-- Problem requirements --
Pick out all lines in the listing holding the string "this" and copy them.

-- Dataset rows --
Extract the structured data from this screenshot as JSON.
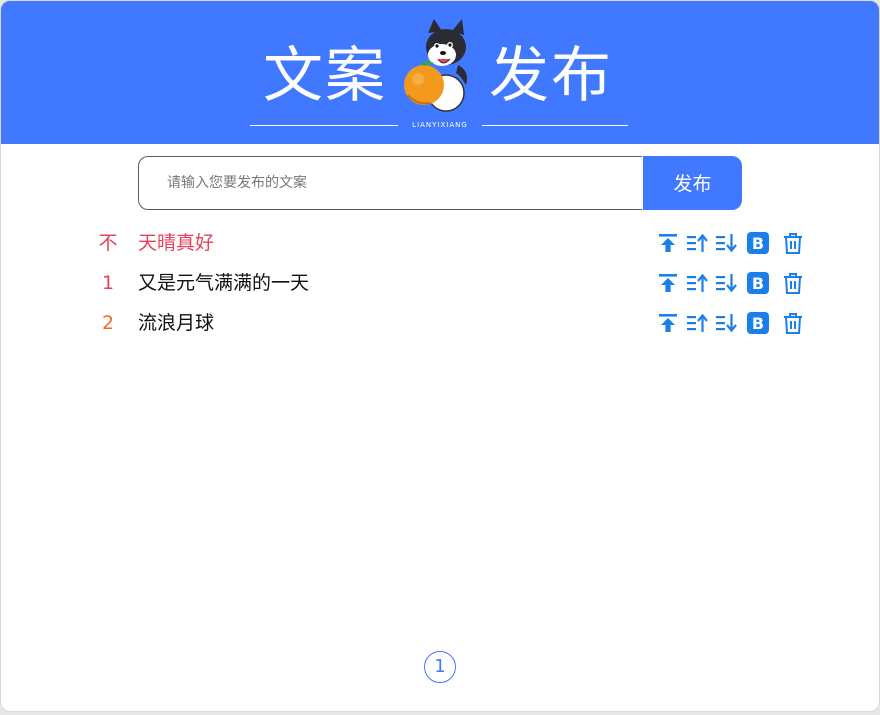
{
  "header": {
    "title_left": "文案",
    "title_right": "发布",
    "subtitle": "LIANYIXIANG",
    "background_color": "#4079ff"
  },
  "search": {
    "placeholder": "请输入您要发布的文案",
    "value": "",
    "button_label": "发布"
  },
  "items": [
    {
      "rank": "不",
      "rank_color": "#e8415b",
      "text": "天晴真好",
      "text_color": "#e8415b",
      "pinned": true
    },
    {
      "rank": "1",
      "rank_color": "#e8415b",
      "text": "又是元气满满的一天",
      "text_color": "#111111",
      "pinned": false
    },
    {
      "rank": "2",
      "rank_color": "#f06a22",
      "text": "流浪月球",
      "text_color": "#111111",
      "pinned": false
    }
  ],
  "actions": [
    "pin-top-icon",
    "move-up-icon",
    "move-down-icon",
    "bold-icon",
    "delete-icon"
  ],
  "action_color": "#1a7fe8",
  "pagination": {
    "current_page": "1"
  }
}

...

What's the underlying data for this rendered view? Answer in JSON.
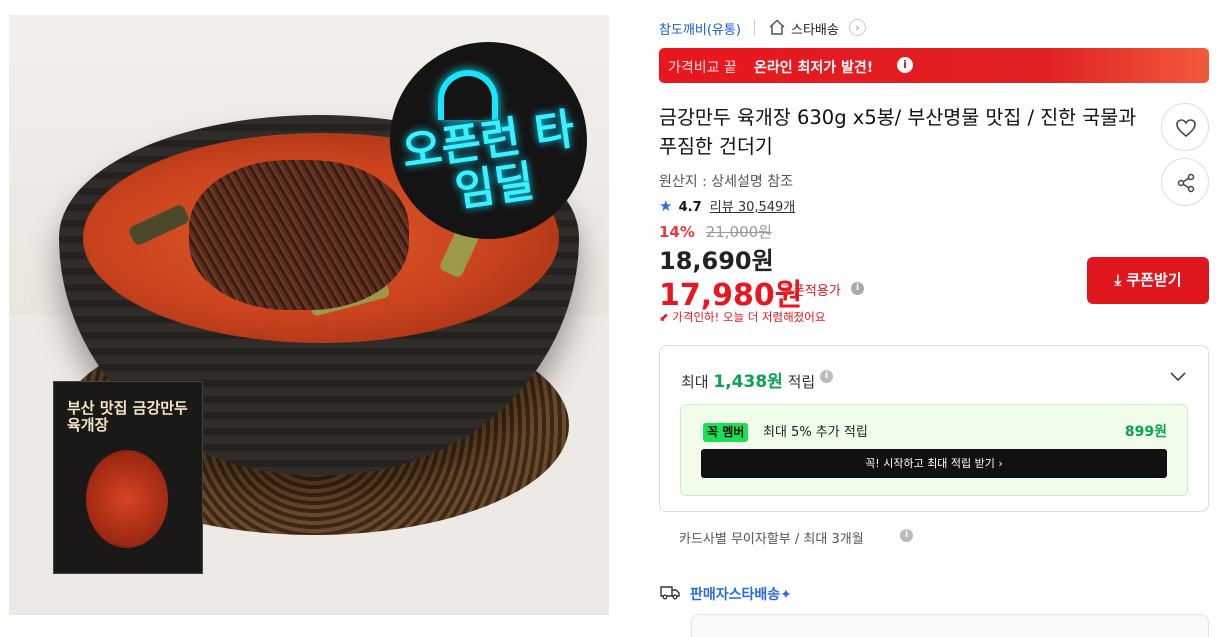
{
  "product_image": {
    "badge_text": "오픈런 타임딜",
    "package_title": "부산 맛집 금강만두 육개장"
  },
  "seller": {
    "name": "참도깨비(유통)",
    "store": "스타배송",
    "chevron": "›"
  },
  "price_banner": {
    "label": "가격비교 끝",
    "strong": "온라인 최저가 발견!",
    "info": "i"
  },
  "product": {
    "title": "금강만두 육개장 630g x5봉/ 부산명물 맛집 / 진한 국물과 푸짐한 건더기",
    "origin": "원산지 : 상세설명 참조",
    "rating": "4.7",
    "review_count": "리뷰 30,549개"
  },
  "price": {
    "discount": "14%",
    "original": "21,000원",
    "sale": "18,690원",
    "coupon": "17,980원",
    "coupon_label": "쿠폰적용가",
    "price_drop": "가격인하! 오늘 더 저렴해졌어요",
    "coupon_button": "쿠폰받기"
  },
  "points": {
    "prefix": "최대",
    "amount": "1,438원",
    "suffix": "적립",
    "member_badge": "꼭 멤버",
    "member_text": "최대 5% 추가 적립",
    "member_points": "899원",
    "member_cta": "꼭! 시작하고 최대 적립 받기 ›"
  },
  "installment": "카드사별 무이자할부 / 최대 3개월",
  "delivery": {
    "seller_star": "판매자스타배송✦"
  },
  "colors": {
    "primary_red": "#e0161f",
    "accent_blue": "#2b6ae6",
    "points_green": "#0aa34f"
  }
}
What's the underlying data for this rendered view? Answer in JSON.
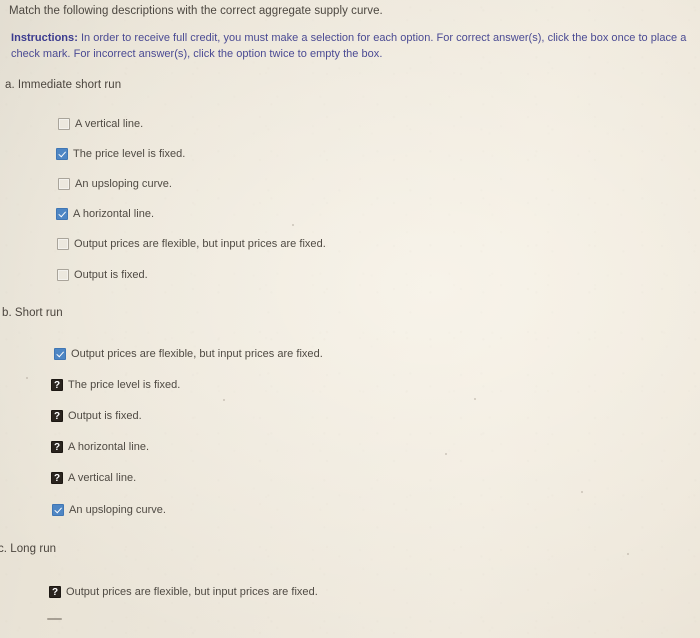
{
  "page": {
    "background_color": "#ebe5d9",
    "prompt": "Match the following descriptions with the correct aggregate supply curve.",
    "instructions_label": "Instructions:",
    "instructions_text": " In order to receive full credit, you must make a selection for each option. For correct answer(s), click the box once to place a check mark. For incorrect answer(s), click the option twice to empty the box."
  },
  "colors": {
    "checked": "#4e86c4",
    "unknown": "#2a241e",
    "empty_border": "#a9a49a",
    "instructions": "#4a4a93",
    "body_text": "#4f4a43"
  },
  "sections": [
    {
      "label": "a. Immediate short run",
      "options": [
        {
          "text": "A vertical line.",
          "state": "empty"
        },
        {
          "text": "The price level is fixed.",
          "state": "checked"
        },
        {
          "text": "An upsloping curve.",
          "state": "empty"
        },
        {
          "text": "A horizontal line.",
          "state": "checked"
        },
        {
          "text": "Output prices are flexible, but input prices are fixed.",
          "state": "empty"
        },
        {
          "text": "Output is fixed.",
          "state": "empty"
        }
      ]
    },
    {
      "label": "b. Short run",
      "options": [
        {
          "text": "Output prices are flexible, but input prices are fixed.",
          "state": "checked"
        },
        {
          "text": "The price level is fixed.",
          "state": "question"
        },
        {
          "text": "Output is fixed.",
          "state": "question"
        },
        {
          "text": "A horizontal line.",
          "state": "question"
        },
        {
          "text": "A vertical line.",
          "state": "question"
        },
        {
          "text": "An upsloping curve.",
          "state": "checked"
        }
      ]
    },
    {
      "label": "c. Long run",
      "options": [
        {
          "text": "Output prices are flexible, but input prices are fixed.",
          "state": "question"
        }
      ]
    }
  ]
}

==

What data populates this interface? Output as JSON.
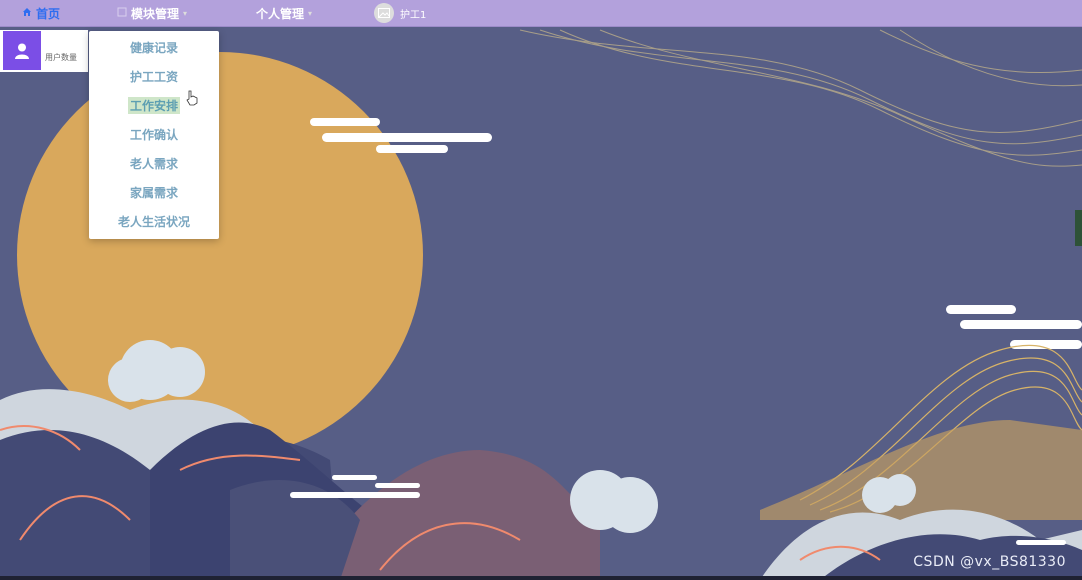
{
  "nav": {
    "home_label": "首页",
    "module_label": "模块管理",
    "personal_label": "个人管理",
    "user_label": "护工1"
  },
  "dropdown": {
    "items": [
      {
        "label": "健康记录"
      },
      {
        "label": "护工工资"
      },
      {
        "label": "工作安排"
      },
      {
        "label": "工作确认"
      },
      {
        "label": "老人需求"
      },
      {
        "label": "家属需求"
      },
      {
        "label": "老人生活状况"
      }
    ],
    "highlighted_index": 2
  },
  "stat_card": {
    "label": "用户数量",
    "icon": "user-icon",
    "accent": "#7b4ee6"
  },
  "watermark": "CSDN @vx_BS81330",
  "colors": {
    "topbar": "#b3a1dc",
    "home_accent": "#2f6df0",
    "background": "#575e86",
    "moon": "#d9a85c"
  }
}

-- Exercise output --
Extract the structured data from this screenshot as JSON.
What's the underlying data for this rendered view? Answer in JSON.
What's the underlying data for this rendered view? Answer in JSON.
What data populates this interface? Output as JSON.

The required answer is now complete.